Hasten the Day
Chuck Missler of blessed memory noted that in each of the three sets of seven in the book of Revelation (seals, trumpets, and bowls), there was a parenthesis between the sixth and seventh. That may solve a mystery related directly to our own day.

Psalm 90 says a thousand years is like a day in YHWH’s sight. Is that just an idiomatic way to say that time, whether short or long, is all the same to Him? Or that He has existed for so “long” that a millennium is just a blink of the eye to Him? Many have thought so.

But when Kefa/Peter quotes (or paraphrases) this psalm (2 Peter 3:8), he puts it in the context of “YHWH is not slack concerning His promise.” (3:9) What promise? Messiah’s coming (3:4), for already in his day, some were starting to think all history has been the same, and that none of the geological processes in place now have ever changed. This facilitates the theory of evolution and slow sedimentation at the current rate rather than major catastrophes that could have caused rapid changes in earth’s surface, including formation of mountain ranges in a matter of days and grand canyons formed by inundations cutting through newly-formed strata. We could spend hours on this (see the books by Donald Patten for more detail), but Kefa cites just one example—the Noahic flood. The world was a very different place before that; read such ancient Hebrew writings such as the Book of Jasher or Enoch (both quoted in Scripture), or other similar ones no longer included in canons as they once were—Jubilees, the Book of Adam, 4th Ezra, etc.

But Kefa’s point is that it will become a very different place again; the current processes won’t continue forever, but the fact that they have not changed within our memory makes many doubt that they ever will (aside from the type of climate change claimed to be of human origin in recent years).

Still, why does he tie this to Psalm 90?
###
### ABOUT THIS TASK
Copy the Psalm 90 text, everything from "But Kefa’s point" down to "in recent years).", and swap in "environmental change" wherever "climate change" appears.

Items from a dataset
###
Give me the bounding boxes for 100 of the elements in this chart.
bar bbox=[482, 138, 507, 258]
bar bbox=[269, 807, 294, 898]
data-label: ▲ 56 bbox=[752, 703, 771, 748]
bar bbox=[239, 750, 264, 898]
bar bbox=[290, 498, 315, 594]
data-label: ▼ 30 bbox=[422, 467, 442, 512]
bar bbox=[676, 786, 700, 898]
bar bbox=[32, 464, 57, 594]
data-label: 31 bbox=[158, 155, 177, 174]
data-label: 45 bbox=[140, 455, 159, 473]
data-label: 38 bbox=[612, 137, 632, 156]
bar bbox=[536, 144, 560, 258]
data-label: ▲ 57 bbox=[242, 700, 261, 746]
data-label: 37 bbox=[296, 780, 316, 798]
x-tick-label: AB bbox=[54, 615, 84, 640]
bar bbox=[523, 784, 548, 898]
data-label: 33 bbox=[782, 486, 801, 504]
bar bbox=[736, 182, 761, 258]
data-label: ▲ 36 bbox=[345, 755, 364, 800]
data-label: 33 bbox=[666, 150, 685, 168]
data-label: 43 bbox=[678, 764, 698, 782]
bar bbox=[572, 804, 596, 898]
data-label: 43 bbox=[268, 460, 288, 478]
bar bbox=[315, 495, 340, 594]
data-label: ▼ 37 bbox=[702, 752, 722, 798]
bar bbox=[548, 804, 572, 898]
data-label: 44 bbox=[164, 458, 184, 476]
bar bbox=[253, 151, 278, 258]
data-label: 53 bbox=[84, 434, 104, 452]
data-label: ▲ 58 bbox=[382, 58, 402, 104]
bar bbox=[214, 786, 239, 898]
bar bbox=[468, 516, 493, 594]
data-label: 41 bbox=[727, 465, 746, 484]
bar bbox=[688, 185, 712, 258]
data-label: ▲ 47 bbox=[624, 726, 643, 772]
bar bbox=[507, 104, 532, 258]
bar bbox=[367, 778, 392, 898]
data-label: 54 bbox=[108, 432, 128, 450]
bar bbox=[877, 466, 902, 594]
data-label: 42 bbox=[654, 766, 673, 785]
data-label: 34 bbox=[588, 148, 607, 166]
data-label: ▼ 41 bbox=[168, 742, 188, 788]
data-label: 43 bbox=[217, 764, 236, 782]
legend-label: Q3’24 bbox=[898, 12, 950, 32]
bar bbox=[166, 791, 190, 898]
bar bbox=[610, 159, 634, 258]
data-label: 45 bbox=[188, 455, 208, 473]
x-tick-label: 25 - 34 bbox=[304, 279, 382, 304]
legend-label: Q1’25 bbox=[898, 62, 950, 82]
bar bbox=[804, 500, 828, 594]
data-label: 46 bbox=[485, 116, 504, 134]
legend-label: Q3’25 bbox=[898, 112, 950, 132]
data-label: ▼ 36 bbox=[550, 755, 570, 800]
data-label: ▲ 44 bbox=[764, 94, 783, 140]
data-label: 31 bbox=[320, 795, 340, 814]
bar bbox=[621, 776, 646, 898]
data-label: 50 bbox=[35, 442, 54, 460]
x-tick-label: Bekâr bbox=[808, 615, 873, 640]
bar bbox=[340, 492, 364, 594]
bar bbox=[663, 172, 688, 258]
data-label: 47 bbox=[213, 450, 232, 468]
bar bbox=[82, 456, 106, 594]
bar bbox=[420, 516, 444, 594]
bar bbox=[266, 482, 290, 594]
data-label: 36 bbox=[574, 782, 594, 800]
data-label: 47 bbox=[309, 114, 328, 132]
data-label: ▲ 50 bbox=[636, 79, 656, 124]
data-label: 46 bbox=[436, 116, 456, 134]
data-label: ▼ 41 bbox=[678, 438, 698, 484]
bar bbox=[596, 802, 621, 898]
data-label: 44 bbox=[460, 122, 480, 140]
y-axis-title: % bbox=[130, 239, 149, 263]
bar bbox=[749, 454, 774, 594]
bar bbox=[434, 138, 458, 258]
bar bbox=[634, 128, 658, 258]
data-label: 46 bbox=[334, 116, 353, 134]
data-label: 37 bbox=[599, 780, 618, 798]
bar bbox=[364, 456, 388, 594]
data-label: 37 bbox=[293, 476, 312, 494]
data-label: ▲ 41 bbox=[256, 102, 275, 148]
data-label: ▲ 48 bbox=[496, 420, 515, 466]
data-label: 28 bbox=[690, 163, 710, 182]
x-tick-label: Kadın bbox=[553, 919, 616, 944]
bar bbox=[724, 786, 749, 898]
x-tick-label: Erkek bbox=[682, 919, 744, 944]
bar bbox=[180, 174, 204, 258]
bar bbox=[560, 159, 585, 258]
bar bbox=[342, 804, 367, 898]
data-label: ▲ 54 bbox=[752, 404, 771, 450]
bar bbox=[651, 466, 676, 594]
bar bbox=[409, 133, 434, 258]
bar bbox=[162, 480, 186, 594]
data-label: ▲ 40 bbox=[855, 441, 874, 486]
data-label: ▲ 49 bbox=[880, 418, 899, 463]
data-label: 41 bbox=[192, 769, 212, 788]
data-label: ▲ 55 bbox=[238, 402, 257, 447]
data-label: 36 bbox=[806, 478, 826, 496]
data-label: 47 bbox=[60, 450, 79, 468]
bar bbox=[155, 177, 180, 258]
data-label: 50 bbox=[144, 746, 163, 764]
###
### WRITTEN SOLUTION
But Kefa’s point is that it will become a very different place again; the current processes won’t continue forever, but the fact that they have not changed within our memory makes many doubt that they ever will (aside from the type of environmental change claimed to be of human origin in recent years).